◆ **What to do**
Write out each line from the data below that includes the word "value".

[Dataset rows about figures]
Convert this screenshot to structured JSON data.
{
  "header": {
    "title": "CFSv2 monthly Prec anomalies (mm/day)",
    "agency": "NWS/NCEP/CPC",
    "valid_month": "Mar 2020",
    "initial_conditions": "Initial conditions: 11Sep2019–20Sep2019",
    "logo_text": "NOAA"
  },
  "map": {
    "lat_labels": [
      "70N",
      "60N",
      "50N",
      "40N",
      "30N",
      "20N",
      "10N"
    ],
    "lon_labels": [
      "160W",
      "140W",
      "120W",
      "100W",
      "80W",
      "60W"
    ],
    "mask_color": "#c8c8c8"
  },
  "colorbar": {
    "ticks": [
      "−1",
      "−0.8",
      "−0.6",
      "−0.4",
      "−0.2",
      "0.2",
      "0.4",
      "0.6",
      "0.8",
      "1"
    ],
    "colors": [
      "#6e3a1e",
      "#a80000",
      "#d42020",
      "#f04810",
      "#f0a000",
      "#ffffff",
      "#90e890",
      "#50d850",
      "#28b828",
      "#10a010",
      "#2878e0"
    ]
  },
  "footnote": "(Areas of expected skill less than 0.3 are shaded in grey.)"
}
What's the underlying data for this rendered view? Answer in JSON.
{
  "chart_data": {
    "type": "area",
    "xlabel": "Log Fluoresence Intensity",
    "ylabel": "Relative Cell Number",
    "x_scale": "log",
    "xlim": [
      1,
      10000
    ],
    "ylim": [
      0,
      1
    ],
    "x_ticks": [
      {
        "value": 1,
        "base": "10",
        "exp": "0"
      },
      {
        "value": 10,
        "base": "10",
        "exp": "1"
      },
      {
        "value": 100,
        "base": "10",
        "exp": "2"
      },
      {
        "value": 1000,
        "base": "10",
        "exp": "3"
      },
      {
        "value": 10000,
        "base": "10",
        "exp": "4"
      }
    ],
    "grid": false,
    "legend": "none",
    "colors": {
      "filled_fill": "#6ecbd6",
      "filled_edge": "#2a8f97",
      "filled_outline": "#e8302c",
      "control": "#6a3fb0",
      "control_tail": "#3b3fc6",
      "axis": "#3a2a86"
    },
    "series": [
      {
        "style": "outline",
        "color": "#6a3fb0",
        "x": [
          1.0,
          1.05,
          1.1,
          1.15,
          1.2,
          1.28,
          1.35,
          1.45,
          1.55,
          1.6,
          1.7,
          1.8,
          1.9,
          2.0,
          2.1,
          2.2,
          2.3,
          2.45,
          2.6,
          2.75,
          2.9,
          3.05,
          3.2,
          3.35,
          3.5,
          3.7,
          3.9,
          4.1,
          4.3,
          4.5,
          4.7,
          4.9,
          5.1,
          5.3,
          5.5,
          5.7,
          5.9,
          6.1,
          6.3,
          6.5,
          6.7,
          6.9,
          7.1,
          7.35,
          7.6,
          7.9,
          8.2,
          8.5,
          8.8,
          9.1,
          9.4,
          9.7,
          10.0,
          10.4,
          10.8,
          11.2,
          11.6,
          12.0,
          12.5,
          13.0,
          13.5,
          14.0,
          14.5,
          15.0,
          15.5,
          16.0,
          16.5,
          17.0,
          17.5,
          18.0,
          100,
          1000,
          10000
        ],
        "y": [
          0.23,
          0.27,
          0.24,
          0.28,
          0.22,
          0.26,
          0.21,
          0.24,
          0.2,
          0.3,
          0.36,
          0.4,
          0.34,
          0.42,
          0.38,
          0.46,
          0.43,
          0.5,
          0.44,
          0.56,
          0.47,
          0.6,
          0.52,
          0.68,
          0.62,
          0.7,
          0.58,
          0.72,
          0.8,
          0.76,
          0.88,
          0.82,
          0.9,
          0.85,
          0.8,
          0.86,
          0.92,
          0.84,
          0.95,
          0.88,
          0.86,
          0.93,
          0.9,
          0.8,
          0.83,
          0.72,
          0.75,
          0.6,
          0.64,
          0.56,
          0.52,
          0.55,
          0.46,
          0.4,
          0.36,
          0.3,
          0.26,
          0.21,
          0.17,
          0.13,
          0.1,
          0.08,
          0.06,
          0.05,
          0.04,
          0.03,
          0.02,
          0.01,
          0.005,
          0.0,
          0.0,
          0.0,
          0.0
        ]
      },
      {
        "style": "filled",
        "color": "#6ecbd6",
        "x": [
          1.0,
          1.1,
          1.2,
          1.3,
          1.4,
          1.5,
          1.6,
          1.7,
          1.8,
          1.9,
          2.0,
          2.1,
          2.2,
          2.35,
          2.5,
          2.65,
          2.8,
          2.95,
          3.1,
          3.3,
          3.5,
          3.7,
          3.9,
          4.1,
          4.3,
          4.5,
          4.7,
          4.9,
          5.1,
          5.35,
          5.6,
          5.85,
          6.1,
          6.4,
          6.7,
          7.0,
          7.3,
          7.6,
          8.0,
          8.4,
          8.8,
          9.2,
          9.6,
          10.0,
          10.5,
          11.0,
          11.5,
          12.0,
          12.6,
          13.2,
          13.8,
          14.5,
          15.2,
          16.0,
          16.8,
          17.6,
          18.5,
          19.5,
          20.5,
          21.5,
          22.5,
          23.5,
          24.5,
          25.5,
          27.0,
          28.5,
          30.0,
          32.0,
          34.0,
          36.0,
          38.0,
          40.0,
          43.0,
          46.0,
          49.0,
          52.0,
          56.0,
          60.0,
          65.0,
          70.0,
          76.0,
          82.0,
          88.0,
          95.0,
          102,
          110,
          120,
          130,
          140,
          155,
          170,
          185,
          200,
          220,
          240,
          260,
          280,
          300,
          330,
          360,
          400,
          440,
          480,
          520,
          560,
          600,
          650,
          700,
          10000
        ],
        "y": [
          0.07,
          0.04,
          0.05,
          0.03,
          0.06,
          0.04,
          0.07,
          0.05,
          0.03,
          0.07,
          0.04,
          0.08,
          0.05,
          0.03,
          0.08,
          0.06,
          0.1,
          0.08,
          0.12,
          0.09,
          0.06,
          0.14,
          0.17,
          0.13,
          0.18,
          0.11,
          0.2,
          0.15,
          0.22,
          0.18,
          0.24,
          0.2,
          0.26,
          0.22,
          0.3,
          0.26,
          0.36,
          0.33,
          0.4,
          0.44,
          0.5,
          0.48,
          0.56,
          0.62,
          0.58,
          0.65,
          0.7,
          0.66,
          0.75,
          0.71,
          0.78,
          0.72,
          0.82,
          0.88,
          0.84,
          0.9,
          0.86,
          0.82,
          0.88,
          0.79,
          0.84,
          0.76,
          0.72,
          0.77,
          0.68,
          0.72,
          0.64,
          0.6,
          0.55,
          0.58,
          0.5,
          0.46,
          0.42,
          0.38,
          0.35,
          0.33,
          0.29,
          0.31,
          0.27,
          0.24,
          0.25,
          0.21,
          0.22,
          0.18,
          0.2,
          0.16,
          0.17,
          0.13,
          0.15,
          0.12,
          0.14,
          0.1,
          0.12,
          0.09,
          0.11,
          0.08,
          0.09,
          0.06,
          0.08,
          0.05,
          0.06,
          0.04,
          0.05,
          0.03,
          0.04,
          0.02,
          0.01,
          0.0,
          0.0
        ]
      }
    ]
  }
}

◆ **Full answer**
        "value": 1,
        "value": 10,
        "value": 100,
        "value": 1000,
        "value": 10000,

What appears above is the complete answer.